Report how many lines below contain the word "CISG". Give only the number.

** START Stored data **

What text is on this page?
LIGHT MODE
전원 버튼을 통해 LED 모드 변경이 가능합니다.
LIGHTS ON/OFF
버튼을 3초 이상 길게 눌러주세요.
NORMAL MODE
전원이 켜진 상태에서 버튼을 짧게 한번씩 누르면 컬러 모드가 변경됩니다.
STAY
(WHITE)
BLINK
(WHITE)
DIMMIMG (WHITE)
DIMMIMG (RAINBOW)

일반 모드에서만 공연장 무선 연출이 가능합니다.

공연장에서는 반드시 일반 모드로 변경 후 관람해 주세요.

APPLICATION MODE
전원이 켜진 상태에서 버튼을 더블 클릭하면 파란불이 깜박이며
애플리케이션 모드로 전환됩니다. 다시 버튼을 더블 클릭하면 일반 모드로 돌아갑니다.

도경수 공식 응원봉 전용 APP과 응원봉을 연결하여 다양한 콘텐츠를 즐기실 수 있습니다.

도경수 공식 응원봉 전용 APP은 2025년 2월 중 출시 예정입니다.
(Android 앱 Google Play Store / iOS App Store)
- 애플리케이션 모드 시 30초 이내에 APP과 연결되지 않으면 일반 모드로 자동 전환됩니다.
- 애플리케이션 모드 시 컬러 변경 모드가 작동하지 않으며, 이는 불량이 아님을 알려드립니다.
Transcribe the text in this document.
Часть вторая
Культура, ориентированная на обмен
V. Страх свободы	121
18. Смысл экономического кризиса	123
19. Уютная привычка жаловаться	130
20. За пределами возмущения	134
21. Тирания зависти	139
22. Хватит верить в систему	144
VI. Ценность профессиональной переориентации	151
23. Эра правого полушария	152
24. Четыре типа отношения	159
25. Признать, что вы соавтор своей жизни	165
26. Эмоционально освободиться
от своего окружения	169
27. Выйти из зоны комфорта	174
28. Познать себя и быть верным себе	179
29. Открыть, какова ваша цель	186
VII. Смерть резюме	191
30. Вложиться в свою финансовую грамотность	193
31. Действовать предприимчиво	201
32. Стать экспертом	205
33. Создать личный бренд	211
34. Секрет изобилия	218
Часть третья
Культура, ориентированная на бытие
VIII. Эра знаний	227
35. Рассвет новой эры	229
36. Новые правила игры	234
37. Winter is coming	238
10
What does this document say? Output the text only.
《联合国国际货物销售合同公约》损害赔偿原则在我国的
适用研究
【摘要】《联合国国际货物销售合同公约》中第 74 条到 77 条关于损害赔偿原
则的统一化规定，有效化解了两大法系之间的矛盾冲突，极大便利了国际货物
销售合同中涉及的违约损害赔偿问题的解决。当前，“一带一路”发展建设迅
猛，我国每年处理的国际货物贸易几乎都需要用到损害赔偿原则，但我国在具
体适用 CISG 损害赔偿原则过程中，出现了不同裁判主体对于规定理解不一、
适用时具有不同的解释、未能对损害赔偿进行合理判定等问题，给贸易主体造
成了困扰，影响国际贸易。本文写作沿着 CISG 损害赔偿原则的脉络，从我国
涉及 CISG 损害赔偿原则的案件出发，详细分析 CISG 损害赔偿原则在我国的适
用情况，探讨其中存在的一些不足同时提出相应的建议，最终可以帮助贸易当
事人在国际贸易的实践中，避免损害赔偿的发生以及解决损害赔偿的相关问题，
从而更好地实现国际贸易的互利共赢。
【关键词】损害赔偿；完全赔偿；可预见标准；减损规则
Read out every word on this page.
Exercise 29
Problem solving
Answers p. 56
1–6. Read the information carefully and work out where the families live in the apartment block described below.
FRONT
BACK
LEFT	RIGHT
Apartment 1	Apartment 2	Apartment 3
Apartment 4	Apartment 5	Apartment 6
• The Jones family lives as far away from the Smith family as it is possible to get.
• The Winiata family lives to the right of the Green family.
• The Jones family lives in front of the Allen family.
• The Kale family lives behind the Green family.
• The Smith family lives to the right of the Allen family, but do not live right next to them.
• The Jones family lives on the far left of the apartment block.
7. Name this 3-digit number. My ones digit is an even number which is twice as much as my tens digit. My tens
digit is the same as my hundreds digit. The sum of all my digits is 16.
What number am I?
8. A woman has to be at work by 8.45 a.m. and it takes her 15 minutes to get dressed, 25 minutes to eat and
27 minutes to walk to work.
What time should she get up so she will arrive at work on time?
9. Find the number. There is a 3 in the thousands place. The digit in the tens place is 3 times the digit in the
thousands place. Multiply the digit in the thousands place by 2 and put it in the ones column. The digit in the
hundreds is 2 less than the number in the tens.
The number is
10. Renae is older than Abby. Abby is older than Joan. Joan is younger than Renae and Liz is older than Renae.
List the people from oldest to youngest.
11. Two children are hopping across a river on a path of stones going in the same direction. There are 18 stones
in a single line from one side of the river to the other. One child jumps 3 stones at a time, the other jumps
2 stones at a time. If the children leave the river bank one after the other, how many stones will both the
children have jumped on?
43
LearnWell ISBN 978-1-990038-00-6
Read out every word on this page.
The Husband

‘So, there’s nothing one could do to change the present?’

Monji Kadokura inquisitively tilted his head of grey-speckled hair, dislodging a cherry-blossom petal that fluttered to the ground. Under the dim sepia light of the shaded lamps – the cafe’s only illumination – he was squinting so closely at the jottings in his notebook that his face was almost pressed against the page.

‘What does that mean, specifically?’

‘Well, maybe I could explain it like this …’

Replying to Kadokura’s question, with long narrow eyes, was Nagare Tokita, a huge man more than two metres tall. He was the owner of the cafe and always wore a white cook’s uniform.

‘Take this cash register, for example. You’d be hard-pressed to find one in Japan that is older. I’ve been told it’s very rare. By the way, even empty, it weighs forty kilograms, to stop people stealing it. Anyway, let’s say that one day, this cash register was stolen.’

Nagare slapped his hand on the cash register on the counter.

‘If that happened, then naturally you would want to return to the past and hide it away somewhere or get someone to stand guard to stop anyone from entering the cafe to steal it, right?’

** END Stored data **

» In response: 3